▶ Data excerpts:
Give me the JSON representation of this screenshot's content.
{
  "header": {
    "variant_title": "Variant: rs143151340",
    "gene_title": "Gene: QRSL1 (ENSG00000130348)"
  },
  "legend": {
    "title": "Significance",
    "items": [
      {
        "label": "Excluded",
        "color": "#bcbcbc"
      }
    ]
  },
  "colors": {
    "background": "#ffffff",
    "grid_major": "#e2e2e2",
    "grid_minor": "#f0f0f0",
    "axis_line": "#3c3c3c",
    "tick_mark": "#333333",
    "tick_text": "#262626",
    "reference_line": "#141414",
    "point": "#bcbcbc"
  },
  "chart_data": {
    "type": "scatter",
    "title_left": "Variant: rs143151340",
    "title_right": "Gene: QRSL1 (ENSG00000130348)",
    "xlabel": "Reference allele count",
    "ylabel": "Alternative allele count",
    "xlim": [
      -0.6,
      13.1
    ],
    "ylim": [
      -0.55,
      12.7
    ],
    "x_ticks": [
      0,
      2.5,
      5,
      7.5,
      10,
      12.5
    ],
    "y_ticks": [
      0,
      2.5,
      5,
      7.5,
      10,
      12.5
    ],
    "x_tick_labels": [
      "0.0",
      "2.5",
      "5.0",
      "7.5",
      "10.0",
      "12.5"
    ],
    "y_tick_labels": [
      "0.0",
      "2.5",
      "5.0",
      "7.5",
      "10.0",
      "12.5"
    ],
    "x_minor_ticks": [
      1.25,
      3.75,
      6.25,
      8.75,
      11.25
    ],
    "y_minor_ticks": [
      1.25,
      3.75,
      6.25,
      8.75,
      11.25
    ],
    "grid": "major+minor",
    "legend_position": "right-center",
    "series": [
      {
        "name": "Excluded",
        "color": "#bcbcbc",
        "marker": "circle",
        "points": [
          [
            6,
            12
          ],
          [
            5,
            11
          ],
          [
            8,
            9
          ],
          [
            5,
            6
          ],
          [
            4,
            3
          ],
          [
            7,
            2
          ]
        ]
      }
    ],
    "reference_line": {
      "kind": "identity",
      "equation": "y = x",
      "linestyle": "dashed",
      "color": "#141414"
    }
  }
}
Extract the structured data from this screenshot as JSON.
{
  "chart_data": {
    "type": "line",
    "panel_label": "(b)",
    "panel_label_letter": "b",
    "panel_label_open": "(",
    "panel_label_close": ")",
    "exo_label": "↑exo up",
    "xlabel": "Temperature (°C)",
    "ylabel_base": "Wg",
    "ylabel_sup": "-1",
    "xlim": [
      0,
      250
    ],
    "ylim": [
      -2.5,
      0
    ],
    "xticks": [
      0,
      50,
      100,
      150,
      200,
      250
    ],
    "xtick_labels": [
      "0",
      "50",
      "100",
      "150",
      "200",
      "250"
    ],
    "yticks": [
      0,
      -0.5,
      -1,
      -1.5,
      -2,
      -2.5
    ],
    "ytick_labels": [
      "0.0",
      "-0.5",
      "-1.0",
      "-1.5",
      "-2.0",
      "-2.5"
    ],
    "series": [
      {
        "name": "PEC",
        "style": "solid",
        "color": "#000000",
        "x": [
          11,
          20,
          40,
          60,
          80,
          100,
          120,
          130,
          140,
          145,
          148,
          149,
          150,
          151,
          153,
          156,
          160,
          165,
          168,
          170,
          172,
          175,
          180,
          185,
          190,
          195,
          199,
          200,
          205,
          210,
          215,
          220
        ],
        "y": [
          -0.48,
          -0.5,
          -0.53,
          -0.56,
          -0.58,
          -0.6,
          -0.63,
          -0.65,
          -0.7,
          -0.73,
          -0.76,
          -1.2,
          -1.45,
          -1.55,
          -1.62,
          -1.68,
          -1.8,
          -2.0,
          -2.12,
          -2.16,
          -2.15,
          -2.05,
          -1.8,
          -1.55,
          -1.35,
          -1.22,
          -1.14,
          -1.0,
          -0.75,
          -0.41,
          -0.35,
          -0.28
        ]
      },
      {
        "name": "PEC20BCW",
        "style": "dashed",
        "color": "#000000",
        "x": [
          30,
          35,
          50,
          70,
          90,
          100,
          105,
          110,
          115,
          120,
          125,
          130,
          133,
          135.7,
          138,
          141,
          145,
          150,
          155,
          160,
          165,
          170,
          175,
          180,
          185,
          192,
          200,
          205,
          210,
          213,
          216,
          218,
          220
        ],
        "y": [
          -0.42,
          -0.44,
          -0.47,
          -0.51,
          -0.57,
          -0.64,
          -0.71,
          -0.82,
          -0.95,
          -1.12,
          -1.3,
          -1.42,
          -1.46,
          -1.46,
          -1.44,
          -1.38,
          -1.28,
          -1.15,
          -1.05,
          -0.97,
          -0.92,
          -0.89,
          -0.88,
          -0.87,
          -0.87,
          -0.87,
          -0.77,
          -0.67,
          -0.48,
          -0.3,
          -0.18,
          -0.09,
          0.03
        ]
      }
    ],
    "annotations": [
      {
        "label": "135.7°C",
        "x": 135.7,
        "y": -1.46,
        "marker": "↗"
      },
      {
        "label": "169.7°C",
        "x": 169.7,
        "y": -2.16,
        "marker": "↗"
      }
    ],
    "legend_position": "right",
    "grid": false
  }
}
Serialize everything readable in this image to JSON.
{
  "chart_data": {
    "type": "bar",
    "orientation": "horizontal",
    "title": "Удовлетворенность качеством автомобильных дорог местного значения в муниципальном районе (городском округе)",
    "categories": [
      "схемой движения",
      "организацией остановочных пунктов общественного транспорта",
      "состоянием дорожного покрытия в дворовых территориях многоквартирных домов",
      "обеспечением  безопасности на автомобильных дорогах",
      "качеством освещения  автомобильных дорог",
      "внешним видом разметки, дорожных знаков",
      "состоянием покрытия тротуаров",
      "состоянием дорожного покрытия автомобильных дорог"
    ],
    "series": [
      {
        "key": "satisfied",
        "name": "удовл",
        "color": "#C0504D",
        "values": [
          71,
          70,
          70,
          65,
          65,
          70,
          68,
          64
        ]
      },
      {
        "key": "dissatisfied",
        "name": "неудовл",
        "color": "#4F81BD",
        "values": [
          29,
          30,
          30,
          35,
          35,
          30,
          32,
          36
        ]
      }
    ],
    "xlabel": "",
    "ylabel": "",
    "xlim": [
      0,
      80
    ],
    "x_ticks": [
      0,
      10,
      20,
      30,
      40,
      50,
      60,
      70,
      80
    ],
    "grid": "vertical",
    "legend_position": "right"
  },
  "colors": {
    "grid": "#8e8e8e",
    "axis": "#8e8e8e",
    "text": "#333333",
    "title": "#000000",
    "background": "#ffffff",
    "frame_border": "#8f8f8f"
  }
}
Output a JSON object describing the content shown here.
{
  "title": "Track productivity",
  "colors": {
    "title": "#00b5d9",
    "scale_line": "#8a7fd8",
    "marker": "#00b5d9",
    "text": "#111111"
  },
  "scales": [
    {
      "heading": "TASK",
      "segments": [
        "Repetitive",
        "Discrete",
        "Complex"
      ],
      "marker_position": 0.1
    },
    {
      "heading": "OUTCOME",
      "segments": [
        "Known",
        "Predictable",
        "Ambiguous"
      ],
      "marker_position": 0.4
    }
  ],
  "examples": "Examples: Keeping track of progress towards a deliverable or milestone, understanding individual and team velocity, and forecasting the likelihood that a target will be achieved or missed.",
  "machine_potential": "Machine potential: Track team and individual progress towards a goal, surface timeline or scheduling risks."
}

▶ Work to complete: Reproduce the records above exactly.

▶ Task response:
Give me the JSON representation of this screenshot's content.
{
  "header": {
    "variant_title": "Variant: rs143151340",
    "gene_title": "Gene: QRSL1 (ENSG00000130348)"
  },
  "legend": {
    "title": "Significance",
    "items": [
      {
        "label": "Excluded",
        "color": "#bcbcbc"
      }
    ]
  },
  "colors": {
    "background": "#ffffff",
    "grid_major": "#e2e2e2",
    "grid_minor": "#f0f0f0",
    "axis_line": "#3c3c3c",
    "tick_mark": "#333333",
    "tick_text": "#262626",
    "reference_line": "#141414",
    "point": "#bcbcbc"
  },
  "chart_data": {
    "type": "scatter",
    "title_left": "Variant: rs143151340",
    "title_right": "Gene: QRSL1 (ENSG00000130348)",
    "xlabel": "Reference allele count",
    "ylabel": "Alternative allele count",
    "xlim": [
      -0.6,
      13.1
    ],
    "ylim": [
      -0.55,
      12.7
    ],
    "x_ticks": [
      0,
      2.5,
      5,
      7.5,
      10,
      12.5
    ],
    "y_ticks": [
      0,
      2.5,
      5,
      7.5,
      10,
      12.5
    ],
    "x_tick_labels": [
      "0.0",
      "2.5",
      "5.0",
      "7.5",
      "10.0",
      "12.5"
    ],
    "y_tick_labels": [
      "0.0",
      "2.5",
      "5.0",
      "7.5",
      "10.0",
      "12.5"
    ],
    "x_minor_ticks": [
      1.25,
      3.75,
      6.25,
      8.75,
      11.25
    ],
    "y_minor_ticks": [
      1.25,
      3.75,
      6.25,
      8.75,
      11.25
    ],
    "grid": "major+minor",
    "legend_position": "right-center",
    "series": [
      {
        "name": "Excluded",
        "color": "#bcbcbc",
        "marker": "circle",
        "points": [
          [
            6,
            12
          ],
          [
            5,
            11
          ],
          [
            8,
            9
          ],
          [
            5,
            6
          ],
          [
            4,
            3
          ],
          [
            7,
            2
          ]
        ]
      }
    ],
    "reference_line": {
      "kind": "identity",
      "equation": "y = x",
      "linestyle": "dashed",
      "color": "#141414"
    }
  }
}
Extract the structured data from this screenshot as JSON.
{
  "chart_data": {
    "type": "line",
    "panel_label": "(b)",
    "panel_label_letter": "b",
    "panel_label_open": "(",
    "panel_label_close": ")",
    "exo_label": "↑exo up",
    "xlabel": "Temperature (°C)",
    "ylabel_base": "Wg",
    "ylabel_sup": "-1",
    "xlim": [
      0,
      250
    ],
    "ylim": [
      -2.5,
      0
    ],
    "xticks": [
      0,
      50,
      100,
      150,
      200,
      250
    ],
    "xtick_labels": [
      "0",
      "50",
      "100",
      "150",
      "200",
      "250"
    ],
    "yticks": [
      0,
      -0.5,
      -1,
      -1.5,
      -2,
      -2.5
    ],
    "ytick_labels": [
      "0.0",
      "-0.5",
      "-1.0",
      "-1.5",
      "-2.0",
      "-2.5"
    ],
    "series": [
      {
        "name": "PEC",
        "style": "solid",
        "color": "#000000",
        "x": [
          11,
          20,
          40,
          60,
          80,
          100,
          120,
          130,
          140,
          145,
          148,
          149,
          150,
          151,
          153,
          156,
          160,
          165,
          168,
          170,
          172,
          175,
          180,
          185,
          190,
          195,
          199,
          200,
          205,
          210,
          215,
          220
        ],
        "y": [
          -0.48,
          -0.5,
          -0.53,
          -0.56,
          -0.58,
          -0.6,
          -0.63,
          -0.65,
          -0.7,
          -0.73,
          -0.76,
          -1.2,
          -1.45,
          -1.55,
          -1.62,
          -1.68,
          -1.8,
          -2.0,
          -2.12,
          -2.16,
          -2.15,
          -2.05,
          -1.8,
          -1.55,
          -1.35,
          -1.22,
          -1.14,
          -1.0,
          -0.75,
          -0.41,
          -0.35,
          -0.28
        ]
      },
      {
        "name": "PEC20BCW",
        "style": "dashed",
        "color": "#000000",
        "x": [
          30,
          35,
          50,
          70,
          90,
          100,
          105,
          110,
          115,
          120,
          125,
          130,
          133,
          135.7,
          138,
          141,
          145,
          150,
          155,
          160,
          165,
          170,
          175,
          180,
          185,
          192,
          200,
          205,
          210,
          213,
          216,
          218,
          220
        ],
        "y": [
          -0.42,
          -0.44,
          -0.47,
          -0.51,
          -0.57,
          -0.64,
          -0.71,
          -0.82,
          -0.95,
          -1.12,
          -1.3,
          -1.42,
          -1.46,
          -1.46,
          -1.44,
          -1.38,
          -1.28,
          -1.15,
          -1.05,
          -0.97,
          -0.92,
          -0.89,
          -0.88,
          -0.87,
          -0.87,
          -0.87,
          -0.77,
          -0.67,
          -0.48,
          -0.3,
          -0.18,
          -0.09,
          0.03
        ]
      }
    ],
    "annotations": [
      {
        "label": "135.7°C",
        "x": 135.7,
        "y": -1.46,
        "marker": "↗"
      },
      {
        "label": "169.7°C",
        "x": 169.7,
        "y": -2.16,
        "marker": "↗"
      }
    ],
    "legend_position": "right",
    "grid": false
  }
}
Serialize everything readable in this image to JSON.
{
  "chart_data": {
    "type": "bar",
    "orientation": "horizontal",
    "title": "Удовлетворенность качеством автомобильных дорог местного значения в муниципальном районе (городском округе)",
    "categories": [
      "схемой движения",
      "организацией остановочных пунктов общественного транспорта",
      "состоянием дорожного покрытия в дворовых территориях многоквартирных домов",
      "обеспечением  безопасности на автомобильных дорогах",
      "качеством освещения  автомобильных дорог",
      "внешним видом разметки, дорожных знаков",
      "состоянием покрытия тротуаров",
      "состоянием дорожного покрытия автомобильных дорог"
    ],
    "series": [
      {
        "key": "satisfied",
        "name": "удовл",
        "color": "#C0504D",
        "values": [
          71,
          70,
          70,
          65,
          65,
          70,
          68,
          64
        ]
      },
      {
        "key": "dissatisfied",
        "name": "неудовл",
        "color": "#4F81BD",
        "values": [
          29,
          30,
          30,
          35,
          35,
          30,
          32,
          36
        ]
      }
    ],
    "xlabel": "",
    "ylabel": "",
    "xlim": [
      0,
      80
    ],
    "x_ticks": [
      0,
      10,
      20,
      30,
      40,
      50,
      60,
      70,
      80
    ],
    "grid": "vertical",
    "legend_position": "right"
  },
  "colors": {
    "grid": "#8e8e8e",
    "axis": "#8e8e8e",
    "text": "#333333",
    "title": "#000000",
    "background": "#ffffff",
    "frame_border": "#8f8f8f"
  }
}
Output a JSON object describing the content shown here.
{
  "title": "Track productivity",
  "colors": {
    "title": "#00b5d9",
    "scale_line": "#8a7fd8",
    "marker": "#00b5d9",
    "text": "#111111"
  },
  "scales": [
    {
      "heading": "TASK",
      "segments": [
        "Repetitive",
        "Discrete",
        "Complex"
      ],
      "marker_position": 0.1
    },
    {
      "heading": "OUTCOME",
      "segments": [
        "Known",
        "Predictable",
        "Ambiguous"
      ],
      "marker_position": 0.4
    }
  ],
  "examples": "Examples: Keeping track of progress towards a deliverable or milestone, understanding individual and team velocity, and forecasting the likelihood that a target will be achieved or missed.",
  "machine_potential": "Machine potential: Track team and individual progress towards a goal, surface timeline or scheduling risks."
}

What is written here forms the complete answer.